Page extract:

+--

# Black River Boat Ramps



## bamacpa (Nov 8, 2013)

I have a 22' Sea Hunt that drafts about 14". I would like to take it north of I10 on Blackwater and fish some between there and the train tressel if possible. What would be the best boat ramp for my boat to get there. It looks like Milton has a few good ramps but wasn't sure if the 87 bridge and train tressel provided enough clearance. I have a tower on the boat, so I would need 10' of clearance at least depending on the tide. I've read that the Oyster Pile is a good ramp but not for larger boats. Any advice is appreciated.


----------



## feelin' wright (Oct 7, 2007)

Shell pile in bagdad is fine. 

They also have the navy boat docks just north of hwy 90. Carpenters park is another good one. 

The trussel is manned so they will open for you. I10 bridge you have no worries about height requires.


----------



## bamacpa (Nov 8, 2013)

I had actually rather put in north of Hwy 90 as that is closer for me. What about getting under the Hwy 90 bridge?


----------



## Spoolin Up (May 3, 2011)

Marquis Basin. Right off of 90
Public ramp. Block south of 90 and well north of I 10 bridge. Let me know if you need someone to fish with you. I'm south of 10 on Ward Basin. Blackwater Bay is in my backyard


----------



## jaster (Oct 7, 2007)

Marqui use to be a little shallow? I suggest Carpenters park. Out of the wind and current. Makes for easy loading. Hwy 90 is plenty wide and high. You just have to worry about the train trussel. Dont know if its manned? Bit I think there is a # you can call to either open it? Or tell you when its open


----------



## Spoolin Up (May 3, 2011)

jaster said:


> Marqui use to be a little shallow? I suggest Carpenters park. Out of the wind and current. Makes for easy loading. Hwy 90 is plenty wide and high. You just have to worry about the train trussel. Dont know if its manned? Bit I think there is a # you can call to either open it? Or tell you when its open


My kid's said the did better cannon balls off marquis so it can't be too shallow.


----------



## Sea Monkey (Dec 26, 2008)

Wirelessly posted

The OLE Splash Down.

+--

(Lines of data)
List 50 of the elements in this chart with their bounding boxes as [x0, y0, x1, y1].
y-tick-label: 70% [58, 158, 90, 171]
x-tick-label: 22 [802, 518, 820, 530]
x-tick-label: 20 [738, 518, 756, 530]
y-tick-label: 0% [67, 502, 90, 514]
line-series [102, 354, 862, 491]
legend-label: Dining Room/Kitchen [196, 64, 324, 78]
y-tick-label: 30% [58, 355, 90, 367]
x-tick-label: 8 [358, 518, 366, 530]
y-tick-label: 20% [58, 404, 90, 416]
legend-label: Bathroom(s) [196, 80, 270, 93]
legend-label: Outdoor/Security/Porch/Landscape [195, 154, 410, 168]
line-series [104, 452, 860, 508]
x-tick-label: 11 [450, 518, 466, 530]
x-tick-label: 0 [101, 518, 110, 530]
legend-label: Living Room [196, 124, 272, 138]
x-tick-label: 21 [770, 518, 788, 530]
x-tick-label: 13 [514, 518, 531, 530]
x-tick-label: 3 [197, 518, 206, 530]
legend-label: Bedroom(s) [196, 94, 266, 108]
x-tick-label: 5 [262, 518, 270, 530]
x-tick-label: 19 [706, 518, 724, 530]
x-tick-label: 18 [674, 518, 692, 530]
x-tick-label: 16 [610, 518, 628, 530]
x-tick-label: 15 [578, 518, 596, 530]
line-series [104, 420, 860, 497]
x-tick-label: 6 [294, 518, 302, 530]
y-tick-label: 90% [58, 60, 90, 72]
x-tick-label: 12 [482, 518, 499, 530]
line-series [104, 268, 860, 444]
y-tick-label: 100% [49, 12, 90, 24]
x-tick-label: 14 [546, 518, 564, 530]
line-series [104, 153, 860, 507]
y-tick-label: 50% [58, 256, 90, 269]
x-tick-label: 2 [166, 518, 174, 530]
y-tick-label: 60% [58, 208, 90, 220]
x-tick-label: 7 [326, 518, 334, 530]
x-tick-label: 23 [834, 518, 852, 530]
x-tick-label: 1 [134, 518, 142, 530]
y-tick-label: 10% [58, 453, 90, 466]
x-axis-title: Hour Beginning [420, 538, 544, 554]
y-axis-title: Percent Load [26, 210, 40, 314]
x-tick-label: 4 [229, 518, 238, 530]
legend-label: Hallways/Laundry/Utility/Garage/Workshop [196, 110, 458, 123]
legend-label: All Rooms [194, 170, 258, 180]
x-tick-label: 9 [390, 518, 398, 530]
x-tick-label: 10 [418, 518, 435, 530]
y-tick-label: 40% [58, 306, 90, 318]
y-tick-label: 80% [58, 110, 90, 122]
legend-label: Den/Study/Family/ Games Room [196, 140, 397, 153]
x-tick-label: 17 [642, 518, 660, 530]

+--

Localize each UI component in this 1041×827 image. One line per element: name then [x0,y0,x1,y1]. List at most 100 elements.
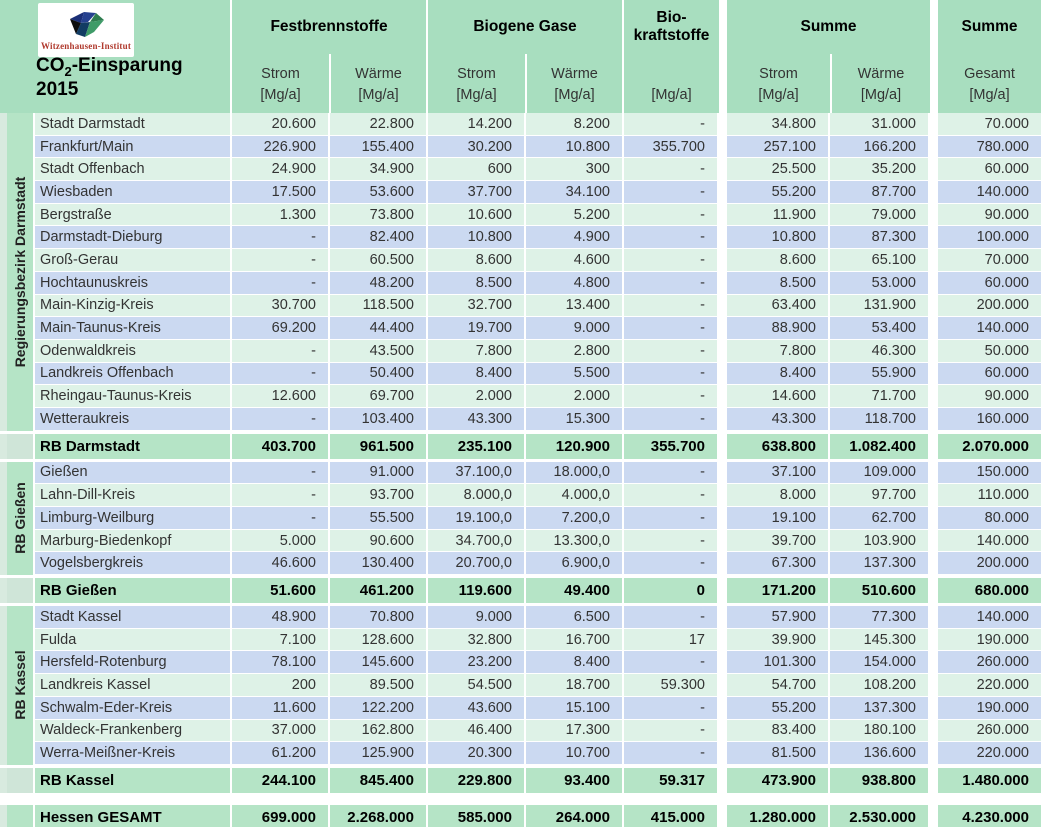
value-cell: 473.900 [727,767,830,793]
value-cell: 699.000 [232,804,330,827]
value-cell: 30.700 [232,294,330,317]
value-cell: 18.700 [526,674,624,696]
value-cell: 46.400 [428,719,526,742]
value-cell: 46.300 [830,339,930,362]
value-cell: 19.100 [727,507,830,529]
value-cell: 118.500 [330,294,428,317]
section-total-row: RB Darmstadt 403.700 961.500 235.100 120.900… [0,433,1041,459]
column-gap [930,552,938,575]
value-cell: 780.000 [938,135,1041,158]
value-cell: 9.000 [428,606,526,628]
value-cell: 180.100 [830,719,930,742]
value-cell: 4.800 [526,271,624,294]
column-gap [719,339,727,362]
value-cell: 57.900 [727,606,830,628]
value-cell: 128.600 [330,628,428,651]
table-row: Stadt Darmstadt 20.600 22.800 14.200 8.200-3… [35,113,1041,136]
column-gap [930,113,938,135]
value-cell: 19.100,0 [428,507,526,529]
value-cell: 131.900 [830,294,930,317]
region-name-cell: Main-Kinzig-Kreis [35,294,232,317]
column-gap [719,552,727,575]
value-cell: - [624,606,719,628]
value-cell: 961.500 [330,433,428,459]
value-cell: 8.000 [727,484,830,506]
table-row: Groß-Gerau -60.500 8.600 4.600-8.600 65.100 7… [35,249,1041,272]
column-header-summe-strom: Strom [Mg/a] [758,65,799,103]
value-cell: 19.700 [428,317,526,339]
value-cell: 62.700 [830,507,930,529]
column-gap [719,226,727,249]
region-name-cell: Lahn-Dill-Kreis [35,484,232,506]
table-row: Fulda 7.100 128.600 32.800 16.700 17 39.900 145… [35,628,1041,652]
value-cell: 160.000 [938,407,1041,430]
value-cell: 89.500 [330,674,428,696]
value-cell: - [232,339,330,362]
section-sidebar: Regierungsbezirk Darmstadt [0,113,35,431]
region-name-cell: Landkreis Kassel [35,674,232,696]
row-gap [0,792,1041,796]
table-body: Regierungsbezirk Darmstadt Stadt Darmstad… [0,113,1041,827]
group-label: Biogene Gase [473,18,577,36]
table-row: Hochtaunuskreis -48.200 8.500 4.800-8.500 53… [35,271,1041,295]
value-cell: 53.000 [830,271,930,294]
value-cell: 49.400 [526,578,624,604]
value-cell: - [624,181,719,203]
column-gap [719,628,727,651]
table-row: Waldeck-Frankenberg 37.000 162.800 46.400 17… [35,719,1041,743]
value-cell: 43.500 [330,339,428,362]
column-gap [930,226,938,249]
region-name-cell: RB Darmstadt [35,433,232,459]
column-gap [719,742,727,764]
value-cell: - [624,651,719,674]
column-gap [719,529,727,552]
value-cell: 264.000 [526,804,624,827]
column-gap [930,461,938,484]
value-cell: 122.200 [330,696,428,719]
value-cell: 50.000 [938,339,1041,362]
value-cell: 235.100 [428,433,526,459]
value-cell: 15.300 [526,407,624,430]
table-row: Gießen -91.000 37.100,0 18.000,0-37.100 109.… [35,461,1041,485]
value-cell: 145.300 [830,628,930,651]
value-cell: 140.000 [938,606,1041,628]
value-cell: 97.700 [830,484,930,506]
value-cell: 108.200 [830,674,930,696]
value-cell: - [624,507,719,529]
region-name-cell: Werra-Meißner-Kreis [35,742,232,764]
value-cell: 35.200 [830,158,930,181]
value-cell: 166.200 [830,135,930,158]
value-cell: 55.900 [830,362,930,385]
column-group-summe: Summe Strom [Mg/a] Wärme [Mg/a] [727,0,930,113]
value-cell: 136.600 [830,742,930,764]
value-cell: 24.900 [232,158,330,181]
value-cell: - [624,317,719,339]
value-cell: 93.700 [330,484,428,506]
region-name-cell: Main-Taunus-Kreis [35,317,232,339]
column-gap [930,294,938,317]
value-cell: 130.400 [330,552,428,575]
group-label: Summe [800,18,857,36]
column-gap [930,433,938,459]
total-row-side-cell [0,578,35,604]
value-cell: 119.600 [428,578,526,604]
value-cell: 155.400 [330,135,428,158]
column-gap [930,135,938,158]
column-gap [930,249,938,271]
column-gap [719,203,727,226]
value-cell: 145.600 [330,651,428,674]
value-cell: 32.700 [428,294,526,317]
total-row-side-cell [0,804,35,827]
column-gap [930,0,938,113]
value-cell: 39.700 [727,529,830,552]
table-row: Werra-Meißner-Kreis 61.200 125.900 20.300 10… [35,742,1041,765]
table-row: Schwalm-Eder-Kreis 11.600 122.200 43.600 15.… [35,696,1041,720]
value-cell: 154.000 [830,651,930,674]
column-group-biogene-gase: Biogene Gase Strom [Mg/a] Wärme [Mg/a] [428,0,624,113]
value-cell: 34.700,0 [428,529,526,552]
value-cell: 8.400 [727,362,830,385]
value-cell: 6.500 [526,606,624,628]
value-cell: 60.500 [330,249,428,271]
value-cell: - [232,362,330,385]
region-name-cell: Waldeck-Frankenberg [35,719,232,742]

+--

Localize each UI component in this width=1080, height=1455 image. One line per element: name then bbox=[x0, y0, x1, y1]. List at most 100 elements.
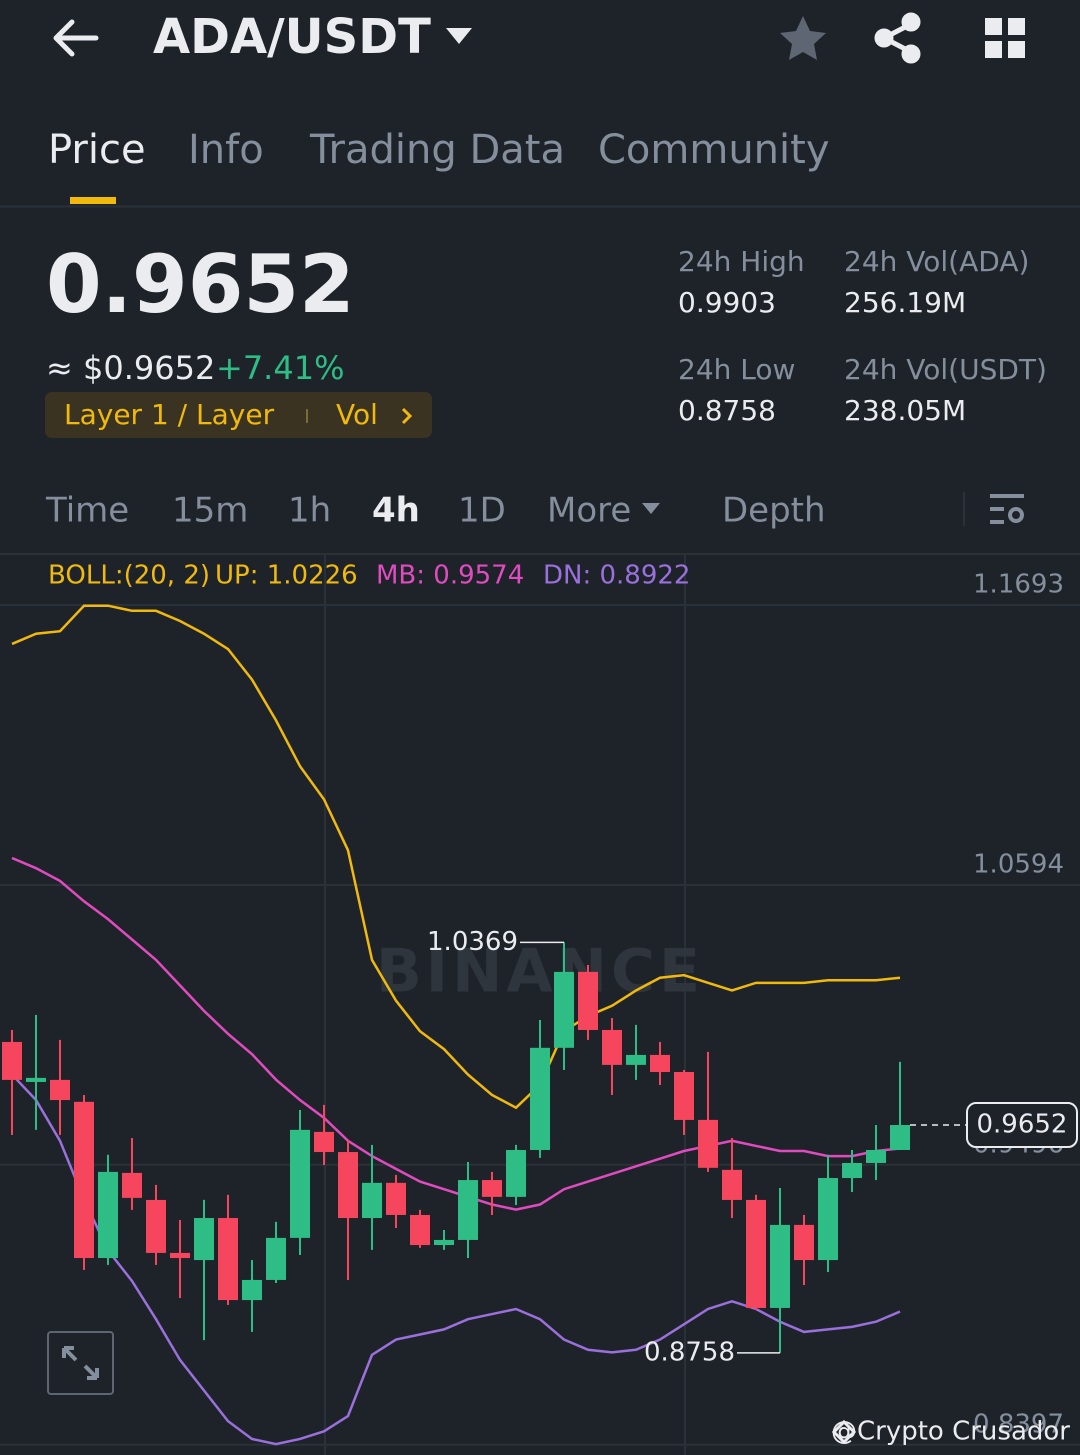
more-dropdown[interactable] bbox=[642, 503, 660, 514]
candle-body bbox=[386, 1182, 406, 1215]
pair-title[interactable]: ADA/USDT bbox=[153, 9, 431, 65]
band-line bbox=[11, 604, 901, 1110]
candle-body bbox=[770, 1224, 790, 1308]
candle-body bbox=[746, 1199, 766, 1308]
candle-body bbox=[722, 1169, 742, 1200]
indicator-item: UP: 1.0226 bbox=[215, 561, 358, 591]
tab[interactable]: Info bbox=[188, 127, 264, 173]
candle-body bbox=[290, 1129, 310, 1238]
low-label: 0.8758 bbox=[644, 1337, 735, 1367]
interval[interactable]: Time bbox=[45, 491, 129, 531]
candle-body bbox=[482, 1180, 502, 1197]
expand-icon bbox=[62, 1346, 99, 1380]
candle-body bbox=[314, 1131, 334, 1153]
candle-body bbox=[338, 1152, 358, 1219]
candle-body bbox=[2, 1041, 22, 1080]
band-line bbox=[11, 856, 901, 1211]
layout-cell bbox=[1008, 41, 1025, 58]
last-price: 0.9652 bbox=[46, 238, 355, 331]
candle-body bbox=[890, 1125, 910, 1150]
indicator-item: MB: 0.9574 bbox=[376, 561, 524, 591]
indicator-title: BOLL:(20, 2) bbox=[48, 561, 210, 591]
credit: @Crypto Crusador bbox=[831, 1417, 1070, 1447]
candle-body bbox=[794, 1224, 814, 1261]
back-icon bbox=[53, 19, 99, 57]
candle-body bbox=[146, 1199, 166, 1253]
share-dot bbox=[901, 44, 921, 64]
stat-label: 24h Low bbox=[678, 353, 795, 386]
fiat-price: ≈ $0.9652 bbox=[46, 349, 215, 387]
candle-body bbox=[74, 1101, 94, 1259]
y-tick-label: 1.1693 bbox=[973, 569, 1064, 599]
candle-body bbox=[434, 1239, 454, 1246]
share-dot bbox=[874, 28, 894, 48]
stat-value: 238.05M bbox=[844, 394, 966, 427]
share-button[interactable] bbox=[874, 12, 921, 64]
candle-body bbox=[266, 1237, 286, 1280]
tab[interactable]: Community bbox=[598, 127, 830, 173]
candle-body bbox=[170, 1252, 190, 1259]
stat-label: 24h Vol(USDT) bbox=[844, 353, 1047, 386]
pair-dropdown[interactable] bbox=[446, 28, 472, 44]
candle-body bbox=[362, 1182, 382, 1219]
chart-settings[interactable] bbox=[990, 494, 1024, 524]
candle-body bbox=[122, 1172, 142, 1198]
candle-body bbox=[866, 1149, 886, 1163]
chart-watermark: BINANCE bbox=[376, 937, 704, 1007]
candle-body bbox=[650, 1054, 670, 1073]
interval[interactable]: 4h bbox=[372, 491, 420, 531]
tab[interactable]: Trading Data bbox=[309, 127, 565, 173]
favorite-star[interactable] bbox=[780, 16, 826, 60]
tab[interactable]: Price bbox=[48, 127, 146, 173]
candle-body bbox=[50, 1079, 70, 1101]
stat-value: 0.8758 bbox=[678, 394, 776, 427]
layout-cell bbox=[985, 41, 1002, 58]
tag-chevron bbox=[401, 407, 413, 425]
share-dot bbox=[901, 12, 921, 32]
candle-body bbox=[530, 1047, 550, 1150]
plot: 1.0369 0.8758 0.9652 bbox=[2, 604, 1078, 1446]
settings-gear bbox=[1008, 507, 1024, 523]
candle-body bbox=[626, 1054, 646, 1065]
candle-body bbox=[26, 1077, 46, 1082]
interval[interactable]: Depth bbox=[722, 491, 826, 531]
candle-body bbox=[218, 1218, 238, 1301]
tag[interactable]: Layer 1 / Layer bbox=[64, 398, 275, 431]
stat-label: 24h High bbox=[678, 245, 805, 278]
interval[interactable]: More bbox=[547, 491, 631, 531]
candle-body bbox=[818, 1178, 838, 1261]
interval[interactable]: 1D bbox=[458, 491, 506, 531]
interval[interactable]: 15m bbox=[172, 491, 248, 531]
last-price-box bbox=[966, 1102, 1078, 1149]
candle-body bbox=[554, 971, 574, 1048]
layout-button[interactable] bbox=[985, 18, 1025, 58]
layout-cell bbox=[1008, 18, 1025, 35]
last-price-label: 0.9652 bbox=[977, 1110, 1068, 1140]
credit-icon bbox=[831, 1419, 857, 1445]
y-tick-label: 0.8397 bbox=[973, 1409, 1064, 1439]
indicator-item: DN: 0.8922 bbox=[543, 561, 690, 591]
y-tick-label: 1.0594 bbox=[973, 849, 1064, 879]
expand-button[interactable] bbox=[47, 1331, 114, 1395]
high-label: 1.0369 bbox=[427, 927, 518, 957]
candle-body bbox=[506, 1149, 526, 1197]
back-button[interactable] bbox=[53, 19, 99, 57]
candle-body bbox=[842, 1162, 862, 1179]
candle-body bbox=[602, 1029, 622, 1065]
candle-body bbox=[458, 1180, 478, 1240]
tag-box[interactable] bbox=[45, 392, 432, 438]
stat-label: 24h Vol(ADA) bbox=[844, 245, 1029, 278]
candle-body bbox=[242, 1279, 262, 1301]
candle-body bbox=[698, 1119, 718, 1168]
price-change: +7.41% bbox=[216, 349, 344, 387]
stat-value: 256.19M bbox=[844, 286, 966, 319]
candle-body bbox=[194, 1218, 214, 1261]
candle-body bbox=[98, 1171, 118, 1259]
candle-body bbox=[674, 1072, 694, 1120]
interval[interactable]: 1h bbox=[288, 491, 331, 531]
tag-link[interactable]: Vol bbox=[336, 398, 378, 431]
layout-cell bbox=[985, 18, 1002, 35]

+--

Exercise 1:
Write out the passage of the boat ramp thread, starting with "# Black River" and going on through "wright (Oct 7, 2007)".
Exercise 2:
List every distinct username that posted in the boat ramp thread.

Exercise answer 1:
# Black River Boat Ramps



## bamacpa (Nov 8, 2013)

I have a 22' Sea Hunt that drafts about 14". I would like to take it north of I10 on Blackwater and fish some between there and the train tressel if possible. What would be the best boat ramp for my boat to get there. It looks like Milton has a few good ramps but wasn't sure if the 87 bridge and train tressel provided enough clearance. I have a tower on the boat, so I would need 10' of clearance at least depending on the tide. I've read that the Oyster Pile is a good ramp but not for larger boats. Any advice is appreciated.


----------



## feelin' wright (Oct 7, 2007)

Exercise answer 2:
bamacpa, feelin' wright, Spoolin Up, jaster, Sea Monkey